→ Problem description:
Every line that holds the string "into" is to be identified and copied.

→ Input material:
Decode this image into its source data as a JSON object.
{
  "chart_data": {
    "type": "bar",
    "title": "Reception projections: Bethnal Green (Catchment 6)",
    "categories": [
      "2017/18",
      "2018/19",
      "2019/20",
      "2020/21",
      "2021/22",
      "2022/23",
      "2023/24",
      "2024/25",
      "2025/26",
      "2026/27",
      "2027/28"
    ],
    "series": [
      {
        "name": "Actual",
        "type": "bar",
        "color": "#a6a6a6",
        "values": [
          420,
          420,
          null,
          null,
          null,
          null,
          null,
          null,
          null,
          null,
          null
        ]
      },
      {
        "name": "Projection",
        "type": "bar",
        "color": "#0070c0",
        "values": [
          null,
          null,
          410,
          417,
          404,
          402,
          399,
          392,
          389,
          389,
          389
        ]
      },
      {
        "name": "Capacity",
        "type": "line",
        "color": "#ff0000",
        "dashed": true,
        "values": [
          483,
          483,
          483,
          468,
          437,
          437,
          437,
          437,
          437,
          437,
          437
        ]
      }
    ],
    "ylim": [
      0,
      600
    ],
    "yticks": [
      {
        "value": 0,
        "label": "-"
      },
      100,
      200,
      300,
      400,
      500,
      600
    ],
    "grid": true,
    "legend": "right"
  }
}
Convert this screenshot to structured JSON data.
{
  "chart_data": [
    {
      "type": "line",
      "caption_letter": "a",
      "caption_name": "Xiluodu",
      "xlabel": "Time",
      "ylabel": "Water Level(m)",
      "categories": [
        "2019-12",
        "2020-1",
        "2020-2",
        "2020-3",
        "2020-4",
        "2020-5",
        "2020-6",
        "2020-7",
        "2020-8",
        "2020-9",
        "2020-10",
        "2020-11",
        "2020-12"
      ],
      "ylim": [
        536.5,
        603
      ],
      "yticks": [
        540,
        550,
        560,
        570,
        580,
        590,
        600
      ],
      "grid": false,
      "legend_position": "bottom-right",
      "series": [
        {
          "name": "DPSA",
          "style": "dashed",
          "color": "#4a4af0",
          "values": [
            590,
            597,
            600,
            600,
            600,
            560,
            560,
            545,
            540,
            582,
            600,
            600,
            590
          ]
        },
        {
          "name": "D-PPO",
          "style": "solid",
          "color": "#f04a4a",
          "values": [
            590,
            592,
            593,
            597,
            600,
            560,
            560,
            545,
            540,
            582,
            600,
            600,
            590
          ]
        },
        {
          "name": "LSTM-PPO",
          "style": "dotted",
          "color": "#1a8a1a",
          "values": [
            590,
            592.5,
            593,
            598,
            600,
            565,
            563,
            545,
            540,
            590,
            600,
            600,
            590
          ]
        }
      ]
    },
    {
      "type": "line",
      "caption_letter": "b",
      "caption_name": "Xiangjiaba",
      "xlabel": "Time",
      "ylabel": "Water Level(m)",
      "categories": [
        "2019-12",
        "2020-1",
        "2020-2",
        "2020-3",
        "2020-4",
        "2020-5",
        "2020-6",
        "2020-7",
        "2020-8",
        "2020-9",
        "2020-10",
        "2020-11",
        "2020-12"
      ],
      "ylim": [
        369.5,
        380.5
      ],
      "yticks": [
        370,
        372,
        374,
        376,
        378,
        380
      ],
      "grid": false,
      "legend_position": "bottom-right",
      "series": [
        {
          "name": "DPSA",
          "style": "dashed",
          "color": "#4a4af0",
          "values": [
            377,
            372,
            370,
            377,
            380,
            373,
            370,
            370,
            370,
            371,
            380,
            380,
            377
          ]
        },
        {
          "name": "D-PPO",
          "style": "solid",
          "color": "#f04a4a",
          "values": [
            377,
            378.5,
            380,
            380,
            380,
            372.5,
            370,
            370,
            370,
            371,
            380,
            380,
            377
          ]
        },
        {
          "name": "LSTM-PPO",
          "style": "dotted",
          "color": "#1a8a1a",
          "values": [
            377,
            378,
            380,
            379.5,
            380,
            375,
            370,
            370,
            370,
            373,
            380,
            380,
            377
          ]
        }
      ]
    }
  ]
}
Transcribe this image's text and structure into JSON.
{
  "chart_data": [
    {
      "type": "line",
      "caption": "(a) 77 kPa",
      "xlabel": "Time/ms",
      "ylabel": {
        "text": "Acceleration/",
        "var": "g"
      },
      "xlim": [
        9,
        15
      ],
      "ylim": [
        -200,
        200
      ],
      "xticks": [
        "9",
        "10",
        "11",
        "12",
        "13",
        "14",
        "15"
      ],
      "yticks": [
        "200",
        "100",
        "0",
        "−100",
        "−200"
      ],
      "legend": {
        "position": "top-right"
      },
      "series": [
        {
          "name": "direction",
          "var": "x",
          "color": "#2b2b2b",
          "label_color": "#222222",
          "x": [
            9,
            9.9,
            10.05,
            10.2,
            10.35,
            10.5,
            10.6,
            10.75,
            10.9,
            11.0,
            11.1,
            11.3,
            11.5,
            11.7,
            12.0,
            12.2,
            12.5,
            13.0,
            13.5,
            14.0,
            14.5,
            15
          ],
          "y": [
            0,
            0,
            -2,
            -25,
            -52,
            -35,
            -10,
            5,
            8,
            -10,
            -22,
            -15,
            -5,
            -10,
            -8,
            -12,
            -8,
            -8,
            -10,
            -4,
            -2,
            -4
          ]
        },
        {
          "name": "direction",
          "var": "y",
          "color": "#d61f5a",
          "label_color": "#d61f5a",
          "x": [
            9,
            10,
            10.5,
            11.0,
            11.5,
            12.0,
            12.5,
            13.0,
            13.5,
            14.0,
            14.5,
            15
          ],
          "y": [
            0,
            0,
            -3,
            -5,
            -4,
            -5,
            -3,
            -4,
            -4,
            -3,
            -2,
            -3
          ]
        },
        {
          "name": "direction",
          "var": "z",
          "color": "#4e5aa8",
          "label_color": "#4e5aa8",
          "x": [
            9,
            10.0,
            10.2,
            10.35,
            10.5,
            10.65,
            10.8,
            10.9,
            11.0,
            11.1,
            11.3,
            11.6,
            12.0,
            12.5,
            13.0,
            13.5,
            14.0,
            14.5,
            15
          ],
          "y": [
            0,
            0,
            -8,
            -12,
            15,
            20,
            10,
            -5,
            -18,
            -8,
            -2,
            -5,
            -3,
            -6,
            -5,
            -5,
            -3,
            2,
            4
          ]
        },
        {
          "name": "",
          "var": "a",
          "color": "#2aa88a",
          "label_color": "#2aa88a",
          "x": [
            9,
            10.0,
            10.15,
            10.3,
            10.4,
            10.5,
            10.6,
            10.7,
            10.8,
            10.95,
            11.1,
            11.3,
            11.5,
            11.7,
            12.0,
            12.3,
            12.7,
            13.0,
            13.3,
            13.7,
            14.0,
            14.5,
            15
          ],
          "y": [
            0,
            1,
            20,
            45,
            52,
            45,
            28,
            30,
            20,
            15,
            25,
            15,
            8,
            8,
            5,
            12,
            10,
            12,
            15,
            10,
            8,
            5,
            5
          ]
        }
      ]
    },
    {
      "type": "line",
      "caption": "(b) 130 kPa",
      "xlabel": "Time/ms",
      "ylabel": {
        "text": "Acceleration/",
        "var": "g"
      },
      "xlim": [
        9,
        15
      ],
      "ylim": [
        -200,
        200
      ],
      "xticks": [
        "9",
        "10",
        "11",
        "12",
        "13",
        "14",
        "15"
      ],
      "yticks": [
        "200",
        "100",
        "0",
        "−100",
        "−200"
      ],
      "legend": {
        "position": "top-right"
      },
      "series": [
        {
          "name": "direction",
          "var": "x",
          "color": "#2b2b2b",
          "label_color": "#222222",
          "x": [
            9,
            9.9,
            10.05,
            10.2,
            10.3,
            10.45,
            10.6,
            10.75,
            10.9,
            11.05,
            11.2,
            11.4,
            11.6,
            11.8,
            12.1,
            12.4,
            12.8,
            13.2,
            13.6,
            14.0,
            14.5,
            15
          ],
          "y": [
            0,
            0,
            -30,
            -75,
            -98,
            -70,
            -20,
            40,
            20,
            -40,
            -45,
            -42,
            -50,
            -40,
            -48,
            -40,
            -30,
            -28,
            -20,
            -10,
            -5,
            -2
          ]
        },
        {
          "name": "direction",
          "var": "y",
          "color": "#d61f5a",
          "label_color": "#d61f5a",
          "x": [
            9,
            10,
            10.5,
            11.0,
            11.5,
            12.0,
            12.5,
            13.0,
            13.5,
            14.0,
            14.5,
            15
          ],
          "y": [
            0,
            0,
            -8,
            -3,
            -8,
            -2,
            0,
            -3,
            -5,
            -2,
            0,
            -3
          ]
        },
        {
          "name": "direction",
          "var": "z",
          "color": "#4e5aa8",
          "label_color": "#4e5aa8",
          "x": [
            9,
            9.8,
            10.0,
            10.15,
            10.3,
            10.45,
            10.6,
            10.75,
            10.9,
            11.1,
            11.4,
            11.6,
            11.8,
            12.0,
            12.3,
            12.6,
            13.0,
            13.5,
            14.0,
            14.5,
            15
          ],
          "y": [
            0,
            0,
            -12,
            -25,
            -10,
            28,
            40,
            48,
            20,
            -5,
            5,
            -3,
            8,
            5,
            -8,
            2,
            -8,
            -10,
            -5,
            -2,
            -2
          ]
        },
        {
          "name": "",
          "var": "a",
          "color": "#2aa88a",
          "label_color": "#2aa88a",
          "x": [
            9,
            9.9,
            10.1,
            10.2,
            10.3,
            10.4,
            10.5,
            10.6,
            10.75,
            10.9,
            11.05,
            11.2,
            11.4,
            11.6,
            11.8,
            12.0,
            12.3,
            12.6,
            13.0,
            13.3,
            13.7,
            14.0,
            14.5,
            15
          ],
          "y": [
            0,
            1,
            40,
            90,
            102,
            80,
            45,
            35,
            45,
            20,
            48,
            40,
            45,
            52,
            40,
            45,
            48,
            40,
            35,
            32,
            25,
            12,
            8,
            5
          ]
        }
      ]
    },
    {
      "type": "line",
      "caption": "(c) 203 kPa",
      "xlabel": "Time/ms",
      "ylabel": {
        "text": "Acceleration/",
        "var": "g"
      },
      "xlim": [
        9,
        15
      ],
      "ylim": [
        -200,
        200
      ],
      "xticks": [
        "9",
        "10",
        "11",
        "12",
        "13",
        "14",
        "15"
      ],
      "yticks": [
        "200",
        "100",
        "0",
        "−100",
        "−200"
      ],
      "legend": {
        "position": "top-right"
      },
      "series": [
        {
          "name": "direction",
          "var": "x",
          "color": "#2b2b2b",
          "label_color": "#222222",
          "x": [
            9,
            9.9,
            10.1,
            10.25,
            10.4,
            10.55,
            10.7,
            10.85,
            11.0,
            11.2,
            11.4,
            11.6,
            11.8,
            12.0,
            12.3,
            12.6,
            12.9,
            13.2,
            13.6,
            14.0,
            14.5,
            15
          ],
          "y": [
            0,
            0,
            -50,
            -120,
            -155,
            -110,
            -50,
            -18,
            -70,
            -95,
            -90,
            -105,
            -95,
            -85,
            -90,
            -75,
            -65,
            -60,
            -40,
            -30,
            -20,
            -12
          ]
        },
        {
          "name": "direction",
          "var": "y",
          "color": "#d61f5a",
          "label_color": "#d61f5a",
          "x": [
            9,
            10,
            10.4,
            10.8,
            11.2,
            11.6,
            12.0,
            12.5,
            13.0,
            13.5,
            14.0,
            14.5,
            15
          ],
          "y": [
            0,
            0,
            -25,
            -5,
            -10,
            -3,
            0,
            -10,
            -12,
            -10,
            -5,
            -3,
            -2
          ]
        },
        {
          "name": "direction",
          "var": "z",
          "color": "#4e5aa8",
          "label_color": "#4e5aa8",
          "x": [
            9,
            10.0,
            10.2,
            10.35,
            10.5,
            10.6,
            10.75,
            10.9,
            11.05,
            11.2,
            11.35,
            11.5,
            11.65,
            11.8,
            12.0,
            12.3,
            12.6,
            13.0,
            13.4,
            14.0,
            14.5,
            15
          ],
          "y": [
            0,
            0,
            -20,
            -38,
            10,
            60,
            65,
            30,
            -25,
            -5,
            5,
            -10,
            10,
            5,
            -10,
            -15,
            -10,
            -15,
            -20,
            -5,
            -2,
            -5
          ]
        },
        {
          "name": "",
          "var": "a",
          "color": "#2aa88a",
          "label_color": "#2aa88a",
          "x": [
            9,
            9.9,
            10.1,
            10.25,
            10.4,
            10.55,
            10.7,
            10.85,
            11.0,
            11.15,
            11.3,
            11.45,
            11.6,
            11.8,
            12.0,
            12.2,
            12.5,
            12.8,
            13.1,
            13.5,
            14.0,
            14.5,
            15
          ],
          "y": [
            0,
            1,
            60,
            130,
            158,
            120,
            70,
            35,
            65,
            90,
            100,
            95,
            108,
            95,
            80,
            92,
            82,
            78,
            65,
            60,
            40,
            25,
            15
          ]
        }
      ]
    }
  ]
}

→ Response for this exercise:
Decode this image into its source data as a JSON object.
Transcribe this image's text and structure into JSON.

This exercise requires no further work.